What is being asked:
Report how many lines of these entries hold the string "colors"; reply with the number alone.

Extracted records:
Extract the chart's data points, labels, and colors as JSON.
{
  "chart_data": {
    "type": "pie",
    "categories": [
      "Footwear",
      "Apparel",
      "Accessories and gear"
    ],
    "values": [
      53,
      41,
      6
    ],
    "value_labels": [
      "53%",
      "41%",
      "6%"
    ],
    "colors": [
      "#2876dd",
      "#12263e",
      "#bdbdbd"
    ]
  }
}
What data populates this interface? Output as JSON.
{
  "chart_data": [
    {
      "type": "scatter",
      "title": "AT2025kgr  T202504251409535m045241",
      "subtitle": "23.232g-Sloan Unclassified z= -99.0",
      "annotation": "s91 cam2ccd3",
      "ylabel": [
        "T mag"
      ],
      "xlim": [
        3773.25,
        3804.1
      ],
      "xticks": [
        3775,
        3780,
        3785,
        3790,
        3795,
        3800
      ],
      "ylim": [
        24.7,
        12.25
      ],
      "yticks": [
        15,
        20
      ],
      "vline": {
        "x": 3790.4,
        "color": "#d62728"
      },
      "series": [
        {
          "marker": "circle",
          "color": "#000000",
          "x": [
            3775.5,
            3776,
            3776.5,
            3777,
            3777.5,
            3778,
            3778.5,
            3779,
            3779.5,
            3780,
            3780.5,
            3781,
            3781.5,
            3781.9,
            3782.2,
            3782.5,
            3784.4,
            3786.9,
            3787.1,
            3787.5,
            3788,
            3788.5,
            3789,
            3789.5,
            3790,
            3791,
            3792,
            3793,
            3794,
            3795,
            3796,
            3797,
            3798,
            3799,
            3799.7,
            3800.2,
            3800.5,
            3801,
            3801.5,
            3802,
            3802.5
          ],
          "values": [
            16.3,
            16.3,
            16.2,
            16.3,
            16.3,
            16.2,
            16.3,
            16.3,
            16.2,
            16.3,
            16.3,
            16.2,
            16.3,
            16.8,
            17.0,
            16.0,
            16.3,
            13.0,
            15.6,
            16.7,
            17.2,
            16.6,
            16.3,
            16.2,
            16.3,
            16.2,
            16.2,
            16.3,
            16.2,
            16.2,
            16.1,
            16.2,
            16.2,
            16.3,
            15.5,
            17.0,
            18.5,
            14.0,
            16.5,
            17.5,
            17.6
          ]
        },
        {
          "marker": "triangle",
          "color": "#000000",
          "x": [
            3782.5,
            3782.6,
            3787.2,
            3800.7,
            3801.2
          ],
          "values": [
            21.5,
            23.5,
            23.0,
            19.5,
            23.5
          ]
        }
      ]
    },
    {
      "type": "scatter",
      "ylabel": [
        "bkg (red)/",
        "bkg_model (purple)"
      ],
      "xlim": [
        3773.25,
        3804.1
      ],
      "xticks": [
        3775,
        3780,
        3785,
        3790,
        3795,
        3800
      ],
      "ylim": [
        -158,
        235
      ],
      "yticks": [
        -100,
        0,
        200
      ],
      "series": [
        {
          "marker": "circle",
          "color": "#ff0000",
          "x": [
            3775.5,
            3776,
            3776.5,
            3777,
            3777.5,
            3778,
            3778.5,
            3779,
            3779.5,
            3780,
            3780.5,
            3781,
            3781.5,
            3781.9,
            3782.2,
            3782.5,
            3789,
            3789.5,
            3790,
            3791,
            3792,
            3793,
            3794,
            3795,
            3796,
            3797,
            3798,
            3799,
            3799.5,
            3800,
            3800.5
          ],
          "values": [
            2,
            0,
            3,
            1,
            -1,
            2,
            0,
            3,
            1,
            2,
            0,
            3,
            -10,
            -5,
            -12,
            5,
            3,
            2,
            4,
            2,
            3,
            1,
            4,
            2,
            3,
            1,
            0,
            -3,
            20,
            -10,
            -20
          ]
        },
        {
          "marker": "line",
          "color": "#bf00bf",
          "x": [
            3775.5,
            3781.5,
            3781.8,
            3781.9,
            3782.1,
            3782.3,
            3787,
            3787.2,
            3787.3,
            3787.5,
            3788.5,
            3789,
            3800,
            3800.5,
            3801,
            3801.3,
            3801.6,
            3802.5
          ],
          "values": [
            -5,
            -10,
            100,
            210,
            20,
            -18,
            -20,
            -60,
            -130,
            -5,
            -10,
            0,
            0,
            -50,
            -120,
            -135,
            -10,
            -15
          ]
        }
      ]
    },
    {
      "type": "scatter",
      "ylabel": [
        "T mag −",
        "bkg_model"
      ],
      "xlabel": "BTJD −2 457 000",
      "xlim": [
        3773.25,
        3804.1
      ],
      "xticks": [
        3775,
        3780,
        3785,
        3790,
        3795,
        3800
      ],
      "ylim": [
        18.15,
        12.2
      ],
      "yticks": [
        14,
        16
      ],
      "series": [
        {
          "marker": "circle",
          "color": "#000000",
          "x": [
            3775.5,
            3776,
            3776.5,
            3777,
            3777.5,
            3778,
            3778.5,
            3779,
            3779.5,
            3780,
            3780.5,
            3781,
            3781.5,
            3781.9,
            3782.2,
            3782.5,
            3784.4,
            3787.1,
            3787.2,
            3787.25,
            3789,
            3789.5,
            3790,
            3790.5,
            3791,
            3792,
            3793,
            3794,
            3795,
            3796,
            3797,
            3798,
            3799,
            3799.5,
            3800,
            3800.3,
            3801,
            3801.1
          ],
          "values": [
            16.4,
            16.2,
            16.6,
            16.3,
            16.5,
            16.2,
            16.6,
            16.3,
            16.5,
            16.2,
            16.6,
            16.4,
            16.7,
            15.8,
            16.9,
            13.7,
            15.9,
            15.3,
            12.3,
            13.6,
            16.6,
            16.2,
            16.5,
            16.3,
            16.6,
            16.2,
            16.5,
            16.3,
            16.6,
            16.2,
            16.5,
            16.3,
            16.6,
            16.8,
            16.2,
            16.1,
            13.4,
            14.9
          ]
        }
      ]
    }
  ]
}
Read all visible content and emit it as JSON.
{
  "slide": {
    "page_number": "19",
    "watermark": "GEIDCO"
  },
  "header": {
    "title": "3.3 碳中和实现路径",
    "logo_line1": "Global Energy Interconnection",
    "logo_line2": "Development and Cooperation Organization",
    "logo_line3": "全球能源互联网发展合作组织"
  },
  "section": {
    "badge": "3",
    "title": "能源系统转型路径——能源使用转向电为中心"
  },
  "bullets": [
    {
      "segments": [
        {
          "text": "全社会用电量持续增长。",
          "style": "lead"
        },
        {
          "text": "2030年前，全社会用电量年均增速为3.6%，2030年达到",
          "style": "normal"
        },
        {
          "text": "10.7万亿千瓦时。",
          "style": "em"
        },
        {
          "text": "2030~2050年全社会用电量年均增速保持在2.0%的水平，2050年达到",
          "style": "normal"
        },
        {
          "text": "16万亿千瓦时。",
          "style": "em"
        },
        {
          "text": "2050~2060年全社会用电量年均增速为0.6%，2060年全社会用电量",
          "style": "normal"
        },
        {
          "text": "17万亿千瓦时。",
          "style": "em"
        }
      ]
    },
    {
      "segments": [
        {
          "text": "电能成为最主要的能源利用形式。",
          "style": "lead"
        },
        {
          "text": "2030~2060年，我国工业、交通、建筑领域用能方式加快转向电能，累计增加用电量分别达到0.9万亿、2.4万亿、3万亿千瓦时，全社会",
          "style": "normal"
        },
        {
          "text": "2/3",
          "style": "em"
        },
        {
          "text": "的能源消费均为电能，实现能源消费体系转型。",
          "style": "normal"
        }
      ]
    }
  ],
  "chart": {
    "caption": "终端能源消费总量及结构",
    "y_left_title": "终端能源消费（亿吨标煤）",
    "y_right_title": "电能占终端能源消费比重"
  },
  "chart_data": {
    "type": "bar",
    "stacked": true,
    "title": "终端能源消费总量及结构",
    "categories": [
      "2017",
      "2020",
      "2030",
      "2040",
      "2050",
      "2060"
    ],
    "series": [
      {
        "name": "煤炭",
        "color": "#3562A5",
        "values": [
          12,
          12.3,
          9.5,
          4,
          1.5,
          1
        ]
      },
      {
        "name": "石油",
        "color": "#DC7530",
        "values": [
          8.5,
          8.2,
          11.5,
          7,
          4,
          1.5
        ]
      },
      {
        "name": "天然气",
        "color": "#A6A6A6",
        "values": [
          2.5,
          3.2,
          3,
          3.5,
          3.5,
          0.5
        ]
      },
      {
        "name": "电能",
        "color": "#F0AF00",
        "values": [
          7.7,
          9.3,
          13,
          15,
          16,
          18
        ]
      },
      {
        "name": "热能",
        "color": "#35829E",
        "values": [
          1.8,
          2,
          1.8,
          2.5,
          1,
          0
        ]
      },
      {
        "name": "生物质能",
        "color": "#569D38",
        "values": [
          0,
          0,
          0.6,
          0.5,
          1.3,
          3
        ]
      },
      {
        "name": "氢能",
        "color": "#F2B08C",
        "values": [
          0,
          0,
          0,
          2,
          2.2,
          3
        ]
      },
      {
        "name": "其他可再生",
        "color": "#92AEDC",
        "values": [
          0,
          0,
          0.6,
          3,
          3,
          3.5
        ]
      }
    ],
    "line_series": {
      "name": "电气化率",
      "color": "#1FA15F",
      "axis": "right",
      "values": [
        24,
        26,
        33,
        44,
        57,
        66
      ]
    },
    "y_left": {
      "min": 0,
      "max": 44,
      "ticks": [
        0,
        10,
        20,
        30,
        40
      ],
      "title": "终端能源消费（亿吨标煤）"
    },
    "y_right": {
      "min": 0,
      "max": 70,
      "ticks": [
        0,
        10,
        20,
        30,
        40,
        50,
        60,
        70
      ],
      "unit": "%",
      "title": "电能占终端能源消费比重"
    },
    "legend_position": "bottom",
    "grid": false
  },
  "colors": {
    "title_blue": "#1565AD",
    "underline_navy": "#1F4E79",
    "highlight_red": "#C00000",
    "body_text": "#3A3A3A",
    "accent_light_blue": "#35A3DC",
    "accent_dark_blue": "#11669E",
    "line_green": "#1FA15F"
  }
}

Solved exercise:
3